Everything in the listing should be restated word for word.

-- START --

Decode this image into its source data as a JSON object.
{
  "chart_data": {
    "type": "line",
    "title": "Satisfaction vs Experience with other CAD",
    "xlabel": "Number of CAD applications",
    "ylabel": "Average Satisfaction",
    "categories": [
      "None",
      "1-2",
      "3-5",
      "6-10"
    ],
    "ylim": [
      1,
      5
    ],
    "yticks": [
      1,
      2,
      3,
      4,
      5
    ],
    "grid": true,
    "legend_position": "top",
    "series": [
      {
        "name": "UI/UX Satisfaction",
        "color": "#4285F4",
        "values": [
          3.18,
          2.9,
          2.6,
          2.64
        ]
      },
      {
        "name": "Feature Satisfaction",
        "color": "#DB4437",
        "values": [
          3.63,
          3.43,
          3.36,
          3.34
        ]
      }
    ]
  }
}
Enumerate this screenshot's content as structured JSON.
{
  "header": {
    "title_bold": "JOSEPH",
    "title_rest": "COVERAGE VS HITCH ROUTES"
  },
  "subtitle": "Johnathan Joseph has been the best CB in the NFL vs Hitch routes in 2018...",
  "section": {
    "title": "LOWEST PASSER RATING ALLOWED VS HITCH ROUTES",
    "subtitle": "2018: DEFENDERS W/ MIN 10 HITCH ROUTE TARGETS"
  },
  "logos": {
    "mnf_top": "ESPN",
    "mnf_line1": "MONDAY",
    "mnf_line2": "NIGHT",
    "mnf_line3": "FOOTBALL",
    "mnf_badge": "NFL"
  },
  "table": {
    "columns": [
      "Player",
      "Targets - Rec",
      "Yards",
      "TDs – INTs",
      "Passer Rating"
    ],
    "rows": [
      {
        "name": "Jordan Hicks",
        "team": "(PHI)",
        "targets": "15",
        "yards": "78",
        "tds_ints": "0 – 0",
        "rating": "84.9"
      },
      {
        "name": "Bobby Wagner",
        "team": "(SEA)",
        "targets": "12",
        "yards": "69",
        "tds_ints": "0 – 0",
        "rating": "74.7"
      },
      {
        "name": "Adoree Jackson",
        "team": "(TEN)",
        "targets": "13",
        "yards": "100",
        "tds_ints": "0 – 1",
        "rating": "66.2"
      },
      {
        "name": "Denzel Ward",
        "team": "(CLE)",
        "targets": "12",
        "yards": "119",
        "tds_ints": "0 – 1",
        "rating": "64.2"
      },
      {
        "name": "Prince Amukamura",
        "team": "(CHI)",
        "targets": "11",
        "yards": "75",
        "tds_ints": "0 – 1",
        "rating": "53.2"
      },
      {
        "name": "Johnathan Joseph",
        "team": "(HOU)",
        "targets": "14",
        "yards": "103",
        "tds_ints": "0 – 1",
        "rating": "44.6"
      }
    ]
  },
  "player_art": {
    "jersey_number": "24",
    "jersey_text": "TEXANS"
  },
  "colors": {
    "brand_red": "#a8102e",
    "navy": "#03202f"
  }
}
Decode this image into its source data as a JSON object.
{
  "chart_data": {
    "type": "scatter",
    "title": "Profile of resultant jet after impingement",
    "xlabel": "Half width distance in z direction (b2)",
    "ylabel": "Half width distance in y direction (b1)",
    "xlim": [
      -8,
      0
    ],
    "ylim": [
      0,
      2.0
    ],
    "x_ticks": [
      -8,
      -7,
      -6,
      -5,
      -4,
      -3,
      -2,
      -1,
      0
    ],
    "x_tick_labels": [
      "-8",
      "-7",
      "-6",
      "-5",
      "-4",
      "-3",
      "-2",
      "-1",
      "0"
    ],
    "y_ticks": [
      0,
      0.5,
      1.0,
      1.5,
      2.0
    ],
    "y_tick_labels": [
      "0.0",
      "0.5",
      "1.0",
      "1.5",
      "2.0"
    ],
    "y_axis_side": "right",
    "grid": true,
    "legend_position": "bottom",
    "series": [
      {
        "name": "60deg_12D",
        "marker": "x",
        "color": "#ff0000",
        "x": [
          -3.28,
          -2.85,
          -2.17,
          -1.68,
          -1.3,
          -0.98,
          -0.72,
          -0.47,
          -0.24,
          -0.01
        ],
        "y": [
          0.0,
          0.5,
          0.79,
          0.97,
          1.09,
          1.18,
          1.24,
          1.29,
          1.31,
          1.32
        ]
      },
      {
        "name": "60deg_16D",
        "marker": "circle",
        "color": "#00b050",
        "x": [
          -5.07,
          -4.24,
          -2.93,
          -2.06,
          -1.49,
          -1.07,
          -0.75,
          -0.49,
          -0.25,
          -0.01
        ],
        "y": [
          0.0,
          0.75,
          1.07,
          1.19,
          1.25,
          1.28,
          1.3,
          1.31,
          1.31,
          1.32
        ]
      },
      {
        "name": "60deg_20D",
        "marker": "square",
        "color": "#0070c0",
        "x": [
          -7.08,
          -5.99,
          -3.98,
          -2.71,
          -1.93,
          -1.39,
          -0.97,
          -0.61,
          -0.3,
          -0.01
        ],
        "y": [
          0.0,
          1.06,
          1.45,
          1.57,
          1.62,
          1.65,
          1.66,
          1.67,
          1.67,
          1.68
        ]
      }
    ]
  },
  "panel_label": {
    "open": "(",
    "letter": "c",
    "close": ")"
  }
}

-- END --

RESULT OF THE TASK
Decode this image into its source data as a JSON object.
{
  "chart_data": {
    "type": "line",
    "title": "Satisfaction vs Experience with other CAD",
    "xlabel": "Number of CAD applications",
    "ylabel": "Average Satisfaction",
    "categories": [
      "None",
      "1-2",
      "3-5",
      "6-10"
    ],
    "ylim": [
      1,
      5
    ],
    "yticks": [
      1,
      2,
      3,
      4,
      5
    ],
    "grid": true,
    "legend_position": "top",
    "series": [
      {
        "name": "UI/UX Satisfaction",
        "color": "#4285F4",
        "values": [
          3.18,
          2.9,
          2.6,
          2.64
        ]
      },
      {
        "name": "Feature Satisfaction",
        "color": "#DB4437",
        "values": [
          3.63,
          3.43,
          3.36,
          3.34
        ]
      }
    ]
  }
}
Enumerate this screenshot's content as structured JSON.
{
  "header": {
    "title_bold": "JOSEPH",
    "title_rest": "COVERAGE VS HITCH ROUTES"
  },
  "subtitle": "Johnathan Joseph has been the best CB in the NFL vs Hitch routes in 2018...",
  "section": {
    "title": "LOWEST PASSER RATING ALLOWED VS HITCH ROUTES",
    "subtitle": "2018: DEFENDERS W/ MIN 10 HITCH ROUTE TARGETS"
  },
  "logos": {
    "mnf_top": "ESPN",
    "mnf_line1": "MONDAY",
    "mnf_line2": "NIGHT",
    "mnf_line3": "FOOTBALL",
    "mnf_badge": "NFL"
  },
  "table": {
    "columns": [
      "Player",
      "Targets - Rec",
      "Yards",
      "TDs – INTs",
      "Passer Rating"
    ],
    "rows": [
      {
        "name": "Jordan Hicks",
        "team": "(PHI)",
        "targets": "15",
        "yards": "78",
        "tds_ints": "0 – 0",
        "rating": "84.9"
      },
      {
        "name": "Bobby Wagner",
        "team": "(SEA)",
        "targets": "12",
        "yards": "69",
        "tds_ints": "0 – 0",
        "rating": "74.7"
      },
      {
        "name": "Adoree Jackson",
        "team": "(TEN)",
        "targets": "13",
        "yards": "100",
        "tds_ints": "0 – 1",
        "rating": "66.2"
      },
      {
        "name": "Denzel Ward",
        "team": "(CLE)",
        "targets": "12",
        "yards": "119",
        "tds_ints": "0 – 1",
        "rating": "64.2"
      },
      {
        "name": "Prince Amukamura",
        "team": "(CHI)",
        "targets": "11",
        "yards": "75",
        "tds_ints": "0 – 1",
        "rating": "53.2"
      },
      {
        "name": "Johnathan Joseph",
        "team": "(HOU)",
        "targets": "14",
        "yards": "103",
        "tds_ints": "0 – 1",
        "rating": "44.6"
      }
    ]
  },
  "player_art": {
    "jersey_number": "24",
    "jersey_text": "TEXANS"
  },
  "colors": {
    "brand_red": "#a8102e",
    "navy": "#03202f"
  }
}
Decode this image into its source data as a JSON object.
{
  "chart_data": {
    "type": "scatter",
    "title": "Profile of resultant jet after impingement",
    "xlabel": "Half width distance in z direction (b2)",
    "ylabel": "Half width distance in y direction (b1)",
    "xlim": [
      -8,
      0
    ],
    "ylim": [
      0,
      2.0
    ],
    "x_ticks": [
      -8,
      -7,
      -6,
      -5,
      -4,
      -3,
      -2,
      -1,
      0
    ],
    "x_tick_labels": [
      "-8",
      "-7",
      "-6",
      "-5",
      "-4",
      "-3",
      "-2",
      "-1",
      "0"
    ],
    "y_ticks": [
      0,
      0.5,
      1.0,
      1.5,
      2.0
    ],
    "y_tick_labels": [
      "0.0",
      "0.5",
      "1.0",
      "1.5",
      "2.0"
    ],
    "y_axis_side": "right",
    "grid": true,
    "legend_position": "bottom",
    "series": [
      {
        "name": "60deg_12D",
        "marker": "x",
        "color": "#ff0000",
        "x": [
          -3.28,
          -2.85,
          -2.17,
          -1.68,
          -1.3,
          -0.98,
          -0.72,
          -0.47,
          -0.24,
          -0.01
        ],
        "y": [
          0.0,
          0.5,
          0.79,
          0.97,
          1.09,
          1.18,
          1.24,
          1.29,
          1.31,
          1.32
        ]
      },
      {
        "name": "60deg_16D",
        "marker": "circle",
        "color": "#00b050",
        "x": [
          -5.07,
          -4.24,
          -2.93,
          -2.06,
          -1.49,
          -1.07,
          -0.75,
          -0.49,
          -0.25,
          -0.01
        ],
        "y": [
          0.0,
          0.75,
          1.07,
          1.19,
          1.25,
          1.28,
          1.3,
          1.31,
          1.31,
          1.32
        ]
      },
      {
        "name": "60deg_20D",
        "marker": "square",
        "color": "#0070c0",
        "x": [
          -7.08,
          -5.99,
          -3.98,
          -2.71,
          -1.93,
          -1.39,
          -0.97,
          -0.61,
          -0.3,
          -0.01
        ],
        "y": [
          0.0,
          1.06,
          1.45,
          1.57,
          1.62,
          1.65,
          1.66,
          1.67,
          1.67,
          1.68
        ]
      }
    ]
  },
  "panel_label": {
    "open": "(",
    "letter": "c",
    "close": ")"
  }
}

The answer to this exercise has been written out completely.